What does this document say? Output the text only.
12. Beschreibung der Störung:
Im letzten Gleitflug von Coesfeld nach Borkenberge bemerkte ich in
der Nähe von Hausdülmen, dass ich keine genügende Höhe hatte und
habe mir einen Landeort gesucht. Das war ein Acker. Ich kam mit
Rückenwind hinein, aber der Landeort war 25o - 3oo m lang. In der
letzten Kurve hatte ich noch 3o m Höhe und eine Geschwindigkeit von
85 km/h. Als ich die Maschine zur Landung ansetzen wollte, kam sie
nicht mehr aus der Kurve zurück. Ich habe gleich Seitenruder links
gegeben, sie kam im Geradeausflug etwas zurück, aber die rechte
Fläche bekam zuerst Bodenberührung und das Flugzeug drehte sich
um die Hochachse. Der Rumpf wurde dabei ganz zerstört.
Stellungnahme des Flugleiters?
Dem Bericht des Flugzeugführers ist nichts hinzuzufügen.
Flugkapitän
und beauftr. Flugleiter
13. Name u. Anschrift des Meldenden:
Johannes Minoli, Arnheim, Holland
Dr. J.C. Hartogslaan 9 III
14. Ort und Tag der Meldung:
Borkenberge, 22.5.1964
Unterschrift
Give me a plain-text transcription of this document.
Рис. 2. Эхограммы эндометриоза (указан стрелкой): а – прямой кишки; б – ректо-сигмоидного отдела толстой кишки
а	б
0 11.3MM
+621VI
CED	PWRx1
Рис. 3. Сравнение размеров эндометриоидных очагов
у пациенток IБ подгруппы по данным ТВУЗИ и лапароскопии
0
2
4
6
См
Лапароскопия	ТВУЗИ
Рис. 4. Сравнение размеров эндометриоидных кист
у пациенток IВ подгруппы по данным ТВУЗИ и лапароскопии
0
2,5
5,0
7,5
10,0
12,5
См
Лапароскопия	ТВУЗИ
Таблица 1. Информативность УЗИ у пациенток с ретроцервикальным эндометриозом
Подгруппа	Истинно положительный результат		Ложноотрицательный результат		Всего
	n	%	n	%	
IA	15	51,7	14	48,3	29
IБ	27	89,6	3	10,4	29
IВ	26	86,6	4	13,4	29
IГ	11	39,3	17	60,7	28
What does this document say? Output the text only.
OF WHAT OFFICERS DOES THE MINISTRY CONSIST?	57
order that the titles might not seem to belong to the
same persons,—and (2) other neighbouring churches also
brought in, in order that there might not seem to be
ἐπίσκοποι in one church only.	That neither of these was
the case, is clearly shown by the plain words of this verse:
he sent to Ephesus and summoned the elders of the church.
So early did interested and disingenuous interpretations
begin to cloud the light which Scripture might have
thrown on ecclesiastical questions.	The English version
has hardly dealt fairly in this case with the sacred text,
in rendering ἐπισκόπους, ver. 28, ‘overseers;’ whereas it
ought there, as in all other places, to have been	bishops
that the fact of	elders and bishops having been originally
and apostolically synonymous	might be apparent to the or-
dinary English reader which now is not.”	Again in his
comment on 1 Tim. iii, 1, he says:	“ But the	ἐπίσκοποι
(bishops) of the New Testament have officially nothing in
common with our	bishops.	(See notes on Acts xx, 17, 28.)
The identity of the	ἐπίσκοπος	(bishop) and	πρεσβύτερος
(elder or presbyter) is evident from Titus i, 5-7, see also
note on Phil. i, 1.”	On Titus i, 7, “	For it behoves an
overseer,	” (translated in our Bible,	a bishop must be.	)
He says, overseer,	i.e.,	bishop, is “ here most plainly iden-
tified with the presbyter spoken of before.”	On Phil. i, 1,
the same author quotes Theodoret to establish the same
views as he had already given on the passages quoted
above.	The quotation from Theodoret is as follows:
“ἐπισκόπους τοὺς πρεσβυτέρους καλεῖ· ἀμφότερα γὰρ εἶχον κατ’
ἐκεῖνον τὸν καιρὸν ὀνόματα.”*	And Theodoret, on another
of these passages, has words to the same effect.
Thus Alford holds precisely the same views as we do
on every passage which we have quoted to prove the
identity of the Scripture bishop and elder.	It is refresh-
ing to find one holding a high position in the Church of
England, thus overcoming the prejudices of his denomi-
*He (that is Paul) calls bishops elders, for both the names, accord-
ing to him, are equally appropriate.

#####

**Instructions to follow**. Copy out the full material exactly as it appears.

**Result of this exercise**.
What does this document say? Output the text only.
12. Beschreibung der Störung:
Im letzten Gleitflug von Coesfeld nach Borkenberge bemerkte ich in
der Nähe von Hausdülmen, dass ich keine genügende Höhe hatte und
habe mir einen Landeort gesucht. Das war ein Acker. Ich kam mit
Rückenwind hinein, aber der Landeort war 25o - 3oo m lang. In der
letzten Kurve hatte ich noch 3o m Höhe und eine Geschwindigkeit von
85 km/h. Als ich die Maschine zur Landung ansetzen wollte, kam sie
nicht mehr aus der Kurve zurück. Ich habe gleich Seitenruder links
gegeben, sie kam im Geradeausflug etwas zurück, aber die rechte
Fläche bekam zuerst Bodenberührung und das Flugzeug drehte sich
um die Hochachse. Der Rumpf wurde dabei ganz zerstört.
Stellungnahme des Flugleiters?
Dem Bericht des Flugzeugführers ist nichts hinzuzufügen.
Flugkapitän
und beauftr. Flugleiter
13. Name u. Anschrift des Meldenden:
Johannes Minoli, Arnheim, Holland
Dr. J.C. Hartogslaan 9 III
14. Ort und Tag der Meldung:
Borkenberge, 22.5.1964
Unterschrift
Give me a plain-text transcription of this document.
Рис. 2. Эхограммы эндометриоза (указан стрелкой): а – прямой кишки; б – ректо-сигмоидного отдела толстой кишки
а	б
0 11.3MM
+621VI
CED	PWRx1
Рис. 3. Сравнение размеров эндометриоидных очагов
у пациенток IБ подгруппы по данным ТВУЗИ и лапароскопии
0
2
4
6
См
Лапароскопия	ТВУЗИ
Рис. 4. Сравнение размеров эндометриоидных кист
у пациенток IВ подгруппы по данным ТВУЗИ и лапароскопии
0
2,5
5,0
7,5
10,0
12,5
См
Лапароскопия	ТВУЗИ
Таблица 1. Информативность УЗИ у пациенток с ретроцервикальным эндометриозом
Подгруппа	Истинно положительный результат		Ложноотрицательный результат		Всего
	n	%	n	%	
IA	15	51,7	14	48,3	29
IБ	27	89,6	3	10,4	29
IВ	26	86,6	4	13,4	29
IГ	11	39,3	17	60,7	28
What does this document say? Output the text only.
OF WHAT OFFICERS DOES THE MINISTRY CONSIST?	57
order that the titles might not seem to belong to the
same persons,—and (2) other neighbouring churches also
brought in, in order that there might not seem to be
ἐπίσκοποι in one church only.	That neither of these was
the case, is clearly shown by the plain words of this verse:
he sent to Ephesus and summoned the elders of the church.
So early did interested and disingenuous interpretations
begin to cloud the light which Scripture might have
thrown on ecclesiastical questions.	The English version
has hardly dealt fairly in this case with the sacred text,
in rendering ἐπισκόπους, ver. 28, ‘overseers;’ whereas it
ought there, as in all other places, to have been	bishops
that the fact of	elders and bishops having been originally
and apostolically synonymous	might be apparent to the or-
dinary English reader which now is not.”	Again in his
comment on 1 Tim. iii, 1, he says:	“ But the	ἐπίσκοποι
(bishops) of the New Testament have officially nothing in
common with our	bishops.	(See notes on Acts xx, 17, 28.)
The identity of the	ἐπίσκοπος	(bishop) and	πρεσβύτερος
(elder or presbyter) is evident from Titus i, 5-7, see also
note on Phil. i, 1.”	On Titus i, 7, “	For it behoves an
overseer,	” (translated in our Bible,	a bishop must be.	)
He says, overseer,	i.e.,	bishop, is “ here most plainly iden-
tified with the presbyter spoken of before.”	On Phil. i, 1,
the same author quotes Theodoret to establish the same
views as he had already given on the passages quoted
above.	The quotation from Theodoret is as follows:
“ἐπισκόπους τοὺς πρεσβυτέρους καλεῖ· ἀμφότερα γὰρ εἶχον κατ’
ἐκεῖνον τὸν καιρὸν ὀνόματα.”*	And Theodoret, on another
of these passages, has words to the same effect.
Thus Alford holds precisely the same views as we do
on every passage which we have quoted to prove the
identity of the Scripture bishop and elder.	It is refresh-
ing to find one holding a high position in the Church of
England, thus overcoming the prejudices of his denomi-
*He (that is Paul) calls bishops elders, for both the names, accord-
ing to him, are equally appropriate.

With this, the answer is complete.